--- TASK GOAL ---
Copy the data exactly; pictures stay out of the copy.

Data records
■ ■ ■ ■ ■

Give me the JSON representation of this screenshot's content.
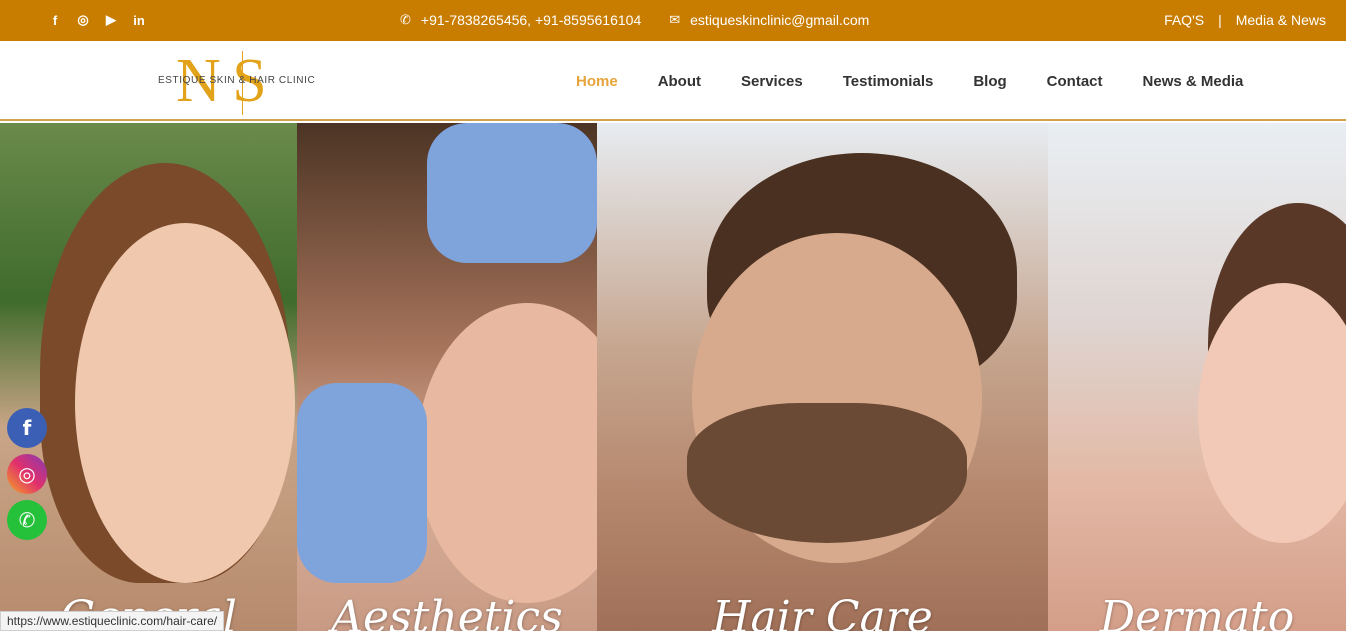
{
  "topbar": {
    "social_icons": [
      "facebook-icon",
      "instagram-icon",
      "youtube-icon",
      "linkedin-icon"
    ],
    "phone": "+91-7838265456, +91-8595616104",
    "email": "estiqueskinclinic@gmail.com",
    "faq": "FAQ'S",
    "separator": "|",
    "media": "Media & News",
    "bg_color": "#c97d00"
  },
  "nav": {
    "logo_monogram": "N|S",
    "logo_text": "ESTIQUE SKIN & HAIR CLINIC",
    "items": [
      "Home",
      "About",
      "Services",
      "Testimonials",
      "Blog",
      "Contact",
      "News & Media"
    ],
    "active": "Home",
    "active_color": "#e7a43a"
  },
  "hero": {
    "panels": [
      "General",
      "Aesthetics",
      "Hair Care",
      "Dermato"
    ]
  },
  "float_social": [
    "facebook-icon",
    "instagram-icon",
    "whatsapp-icon"
  ],
  "status": {
    "url": "https://www.estiqueclinic.com/hair-care/"
  }
}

■ ■ ■ ■ ■

--- ANSWER TO THE PROBLEM ---
Give me the JSON representation of this screenshot's content.
{
  "topbar": {
    "social_icons": [
      "facebook-icon",
      "instagram-icon",
      "youtube-icon",
      "linkedin-icon"
    ],
    "phone": "+91-7838265456, +91-8595616104",
    "email": "estiqueskinclinic@gmail.com",
    "faq": "FAQ'S",
    "separator": "|",
    "media": "Media & News",
    "bg_color": "#c97d00"
  },
  "nav": {
    "logo_monogram": "N|S",
    "logo_text": "ESTIQUE SKIN & HAIR CLINIC",
    "items": [
      "Home",
      "About",
      "Services",
      "Testimonials",
      "Blog",
      "Contact",
      "News & Media"
    ],
    "active": "Home",
    "active_color": "#e7a43a"
  },
  "hero": {
    "panels": [
      "General",
      "Aesthetics",
      "Hair Care",
      "Dermato"
    ]
  },
  "float_social": [
    "facebook-icon",
    "instagram-icon",
    "whatsapp-icon"
  ],
  "status": {
    "url": "https://www.estiqueclinic.com/hair-care/"
  }
}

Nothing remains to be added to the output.